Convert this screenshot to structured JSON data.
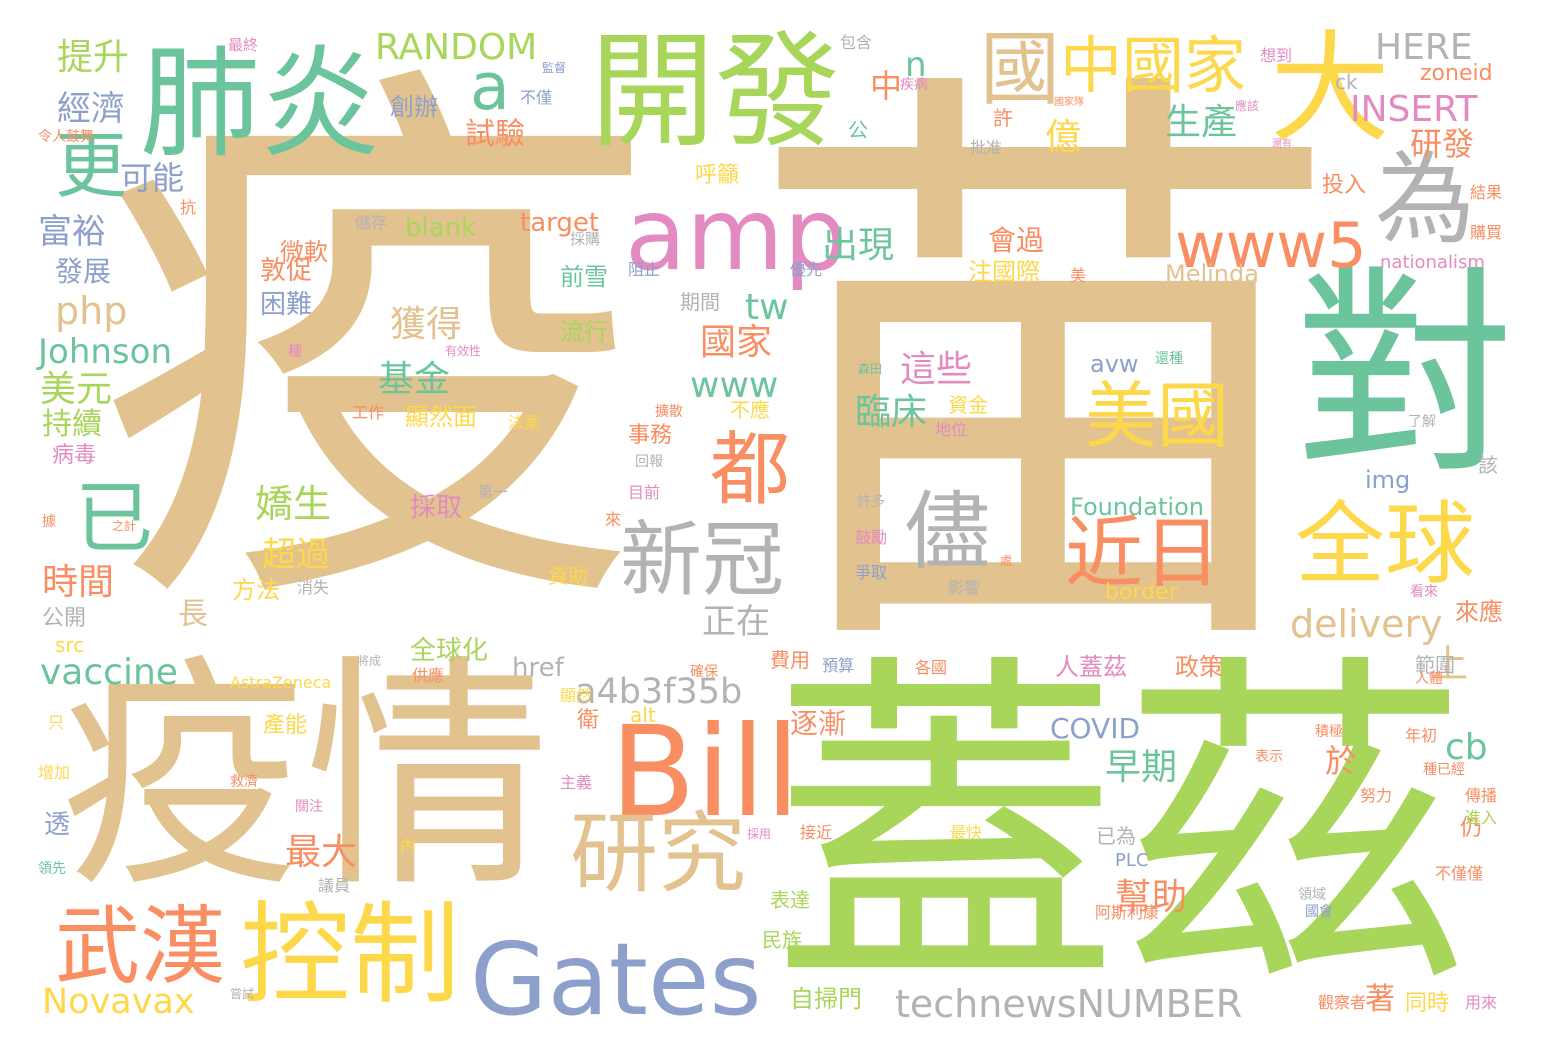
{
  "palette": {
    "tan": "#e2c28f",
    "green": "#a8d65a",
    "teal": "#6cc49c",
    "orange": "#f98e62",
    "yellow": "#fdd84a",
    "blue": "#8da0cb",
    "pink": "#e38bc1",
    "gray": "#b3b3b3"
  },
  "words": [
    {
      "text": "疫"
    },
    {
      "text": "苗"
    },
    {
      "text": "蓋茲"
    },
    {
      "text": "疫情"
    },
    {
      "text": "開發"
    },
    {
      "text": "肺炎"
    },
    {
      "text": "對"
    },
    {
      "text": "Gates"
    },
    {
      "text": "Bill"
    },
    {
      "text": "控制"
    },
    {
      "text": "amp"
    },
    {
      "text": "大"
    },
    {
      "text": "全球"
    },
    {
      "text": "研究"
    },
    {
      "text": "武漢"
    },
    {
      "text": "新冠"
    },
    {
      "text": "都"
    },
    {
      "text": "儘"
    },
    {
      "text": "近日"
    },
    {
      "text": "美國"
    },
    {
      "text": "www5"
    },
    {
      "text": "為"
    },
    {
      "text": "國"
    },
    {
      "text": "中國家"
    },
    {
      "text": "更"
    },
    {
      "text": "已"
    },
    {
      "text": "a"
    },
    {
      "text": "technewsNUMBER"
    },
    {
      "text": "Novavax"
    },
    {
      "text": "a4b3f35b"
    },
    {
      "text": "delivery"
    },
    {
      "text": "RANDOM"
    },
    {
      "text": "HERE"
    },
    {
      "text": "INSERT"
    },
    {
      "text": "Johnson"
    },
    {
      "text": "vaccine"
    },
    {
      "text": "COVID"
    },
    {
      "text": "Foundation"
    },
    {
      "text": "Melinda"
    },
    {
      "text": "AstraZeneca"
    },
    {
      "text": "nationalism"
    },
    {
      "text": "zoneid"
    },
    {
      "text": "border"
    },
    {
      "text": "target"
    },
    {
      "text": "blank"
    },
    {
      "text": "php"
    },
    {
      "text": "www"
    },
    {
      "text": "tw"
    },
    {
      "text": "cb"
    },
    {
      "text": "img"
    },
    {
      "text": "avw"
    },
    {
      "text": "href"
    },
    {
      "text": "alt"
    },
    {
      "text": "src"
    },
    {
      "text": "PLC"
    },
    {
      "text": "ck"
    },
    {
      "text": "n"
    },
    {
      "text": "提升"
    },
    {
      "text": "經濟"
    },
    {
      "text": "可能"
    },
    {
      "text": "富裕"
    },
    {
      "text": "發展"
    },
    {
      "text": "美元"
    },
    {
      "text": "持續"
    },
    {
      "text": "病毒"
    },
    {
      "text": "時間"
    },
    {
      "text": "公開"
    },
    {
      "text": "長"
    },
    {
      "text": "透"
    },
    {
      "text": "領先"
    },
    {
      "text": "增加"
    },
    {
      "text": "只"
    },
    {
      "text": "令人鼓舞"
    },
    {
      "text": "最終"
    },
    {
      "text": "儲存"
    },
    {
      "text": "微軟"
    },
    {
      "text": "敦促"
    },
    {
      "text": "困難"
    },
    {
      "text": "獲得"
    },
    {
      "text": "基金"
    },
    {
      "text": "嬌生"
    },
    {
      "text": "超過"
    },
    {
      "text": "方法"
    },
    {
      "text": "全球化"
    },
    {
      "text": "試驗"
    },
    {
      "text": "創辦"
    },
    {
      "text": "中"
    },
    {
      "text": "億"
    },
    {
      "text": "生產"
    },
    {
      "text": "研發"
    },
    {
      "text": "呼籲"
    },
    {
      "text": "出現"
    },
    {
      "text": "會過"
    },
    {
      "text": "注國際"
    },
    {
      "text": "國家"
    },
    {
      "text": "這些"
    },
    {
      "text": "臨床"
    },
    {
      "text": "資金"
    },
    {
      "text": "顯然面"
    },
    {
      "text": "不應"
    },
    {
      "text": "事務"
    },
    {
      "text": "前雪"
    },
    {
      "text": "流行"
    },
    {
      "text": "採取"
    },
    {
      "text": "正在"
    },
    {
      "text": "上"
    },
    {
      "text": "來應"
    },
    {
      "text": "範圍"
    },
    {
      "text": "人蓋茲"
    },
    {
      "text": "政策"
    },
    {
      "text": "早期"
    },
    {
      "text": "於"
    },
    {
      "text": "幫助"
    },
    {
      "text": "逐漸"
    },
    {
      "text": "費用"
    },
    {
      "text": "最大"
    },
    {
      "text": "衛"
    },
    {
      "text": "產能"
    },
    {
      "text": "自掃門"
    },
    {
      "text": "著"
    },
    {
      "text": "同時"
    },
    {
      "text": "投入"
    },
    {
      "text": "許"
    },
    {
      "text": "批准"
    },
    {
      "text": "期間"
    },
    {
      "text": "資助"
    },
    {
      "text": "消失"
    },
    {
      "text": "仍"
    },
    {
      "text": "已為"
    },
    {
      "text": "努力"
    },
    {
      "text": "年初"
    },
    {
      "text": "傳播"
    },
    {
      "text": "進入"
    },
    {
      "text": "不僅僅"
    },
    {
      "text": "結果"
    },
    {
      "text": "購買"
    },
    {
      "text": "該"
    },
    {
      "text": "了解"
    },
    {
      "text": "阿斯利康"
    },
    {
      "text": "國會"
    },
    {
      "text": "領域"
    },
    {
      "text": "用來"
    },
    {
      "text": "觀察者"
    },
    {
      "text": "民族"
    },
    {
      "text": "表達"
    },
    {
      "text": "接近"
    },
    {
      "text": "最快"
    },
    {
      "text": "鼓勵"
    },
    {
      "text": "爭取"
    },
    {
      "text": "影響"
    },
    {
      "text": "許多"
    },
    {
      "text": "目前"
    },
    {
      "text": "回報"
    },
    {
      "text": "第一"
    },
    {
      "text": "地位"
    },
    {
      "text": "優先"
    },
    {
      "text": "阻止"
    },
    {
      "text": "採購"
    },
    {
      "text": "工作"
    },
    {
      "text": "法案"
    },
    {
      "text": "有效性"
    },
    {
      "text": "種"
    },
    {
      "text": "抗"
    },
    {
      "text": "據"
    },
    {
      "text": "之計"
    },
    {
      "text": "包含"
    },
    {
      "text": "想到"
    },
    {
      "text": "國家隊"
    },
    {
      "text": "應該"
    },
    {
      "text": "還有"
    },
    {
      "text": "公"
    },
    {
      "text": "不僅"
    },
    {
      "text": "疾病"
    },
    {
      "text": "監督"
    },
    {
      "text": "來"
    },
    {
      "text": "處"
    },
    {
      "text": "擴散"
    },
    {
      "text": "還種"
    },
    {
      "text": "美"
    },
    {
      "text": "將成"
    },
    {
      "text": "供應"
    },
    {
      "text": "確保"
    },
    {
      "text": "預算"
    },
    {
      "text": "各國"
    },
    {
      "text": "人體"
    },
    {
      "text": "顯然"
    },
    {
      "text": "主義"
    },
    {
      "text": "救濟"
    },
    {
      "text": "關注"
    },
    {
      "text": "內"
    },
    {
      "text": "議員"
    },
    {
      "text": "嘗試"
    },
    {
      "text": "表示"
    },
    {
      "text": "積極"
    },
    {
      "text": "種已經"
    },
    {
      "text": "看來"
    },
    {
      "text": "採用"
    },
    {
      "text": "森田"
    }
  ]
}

+---+

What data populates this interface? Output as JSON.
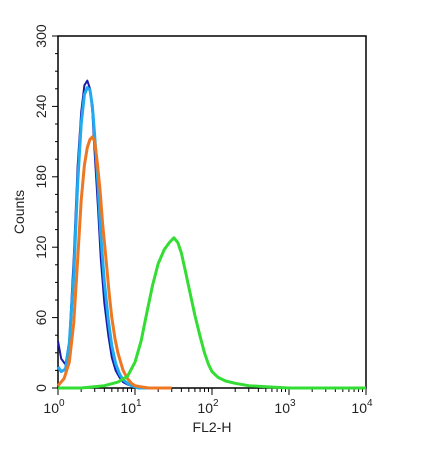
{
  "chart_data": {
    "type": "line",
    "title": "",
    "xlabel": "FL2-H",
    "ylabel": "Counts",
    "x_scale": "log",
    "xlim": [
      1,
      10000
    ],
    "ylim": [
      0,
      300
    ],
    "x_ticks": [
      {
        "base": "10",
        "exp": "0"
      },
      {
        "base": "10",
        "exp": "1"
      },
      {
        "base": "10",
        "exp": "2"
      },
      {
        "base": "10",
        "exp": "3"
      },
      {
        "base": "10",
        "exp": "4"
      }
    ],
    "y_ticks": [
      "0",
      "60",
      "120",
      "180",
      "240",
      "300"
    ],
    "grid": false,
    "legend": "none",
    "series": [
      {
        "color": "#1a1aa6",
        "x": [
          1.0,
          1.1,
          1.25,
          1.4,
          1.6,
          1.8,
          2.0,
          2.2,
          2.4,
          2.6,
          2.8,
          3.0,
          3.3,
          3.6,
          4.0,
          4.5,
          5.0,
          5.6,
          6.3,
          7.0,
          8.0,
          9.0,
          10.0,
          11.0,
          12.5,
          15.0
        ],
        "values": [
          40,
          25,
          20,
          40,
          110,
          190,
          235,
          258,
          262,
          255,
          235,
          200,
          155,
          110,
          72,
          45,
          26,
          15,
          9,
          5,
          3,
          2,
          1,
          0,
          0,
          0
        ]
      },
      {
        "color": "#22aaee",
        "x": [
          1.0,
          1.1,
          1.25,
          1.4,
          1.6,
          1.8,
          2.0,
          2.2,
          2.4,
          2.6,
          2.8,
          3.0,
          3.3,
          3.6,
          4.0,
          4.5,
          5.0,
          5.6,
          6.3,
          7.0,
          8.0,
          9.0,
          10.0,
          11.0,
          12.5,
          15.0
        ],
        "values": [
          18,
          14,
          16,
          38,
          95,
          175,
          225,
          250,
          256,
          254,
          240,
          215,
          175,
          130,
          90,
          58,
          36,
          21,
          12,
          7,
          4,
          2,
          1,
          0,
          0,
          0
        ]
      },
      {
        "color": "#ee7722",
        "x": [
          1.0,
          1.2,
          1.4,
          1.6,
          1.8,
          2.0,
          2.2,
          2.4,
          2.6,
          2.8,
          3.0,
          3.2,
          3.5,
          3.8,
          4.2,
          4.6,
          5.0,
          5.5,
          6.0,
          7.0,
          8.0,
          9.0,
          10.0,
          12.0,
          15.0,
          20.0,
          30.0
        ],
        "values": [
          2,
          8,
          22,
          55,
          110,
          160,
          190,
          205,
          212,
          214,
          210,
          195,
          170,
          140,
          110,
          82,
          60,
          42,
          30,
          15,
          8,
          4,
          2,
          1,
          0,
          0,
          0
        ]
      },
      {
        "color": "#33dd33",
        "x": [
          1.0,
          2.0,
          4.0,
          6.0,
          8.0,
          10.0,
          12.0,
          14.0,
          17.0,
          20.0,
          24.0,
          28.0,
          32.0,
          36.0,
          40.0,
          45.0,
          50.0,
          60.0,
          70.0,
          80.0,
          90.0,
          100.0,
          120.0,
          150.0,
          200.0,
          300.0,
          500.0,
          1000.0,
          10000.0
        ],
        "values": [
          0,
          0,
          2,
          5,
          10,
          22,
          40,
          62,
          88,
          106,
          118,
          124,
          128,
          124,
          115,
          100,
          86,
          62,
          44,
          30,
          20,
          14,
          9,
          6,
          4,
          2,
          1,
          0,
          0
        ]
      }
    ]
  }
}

+---+

Spot every line that holds "this" and copy it.

▸ FINISHED TASK:
Convert this screenshot to structured JSON data.
What data populates this interface? Output as JSON.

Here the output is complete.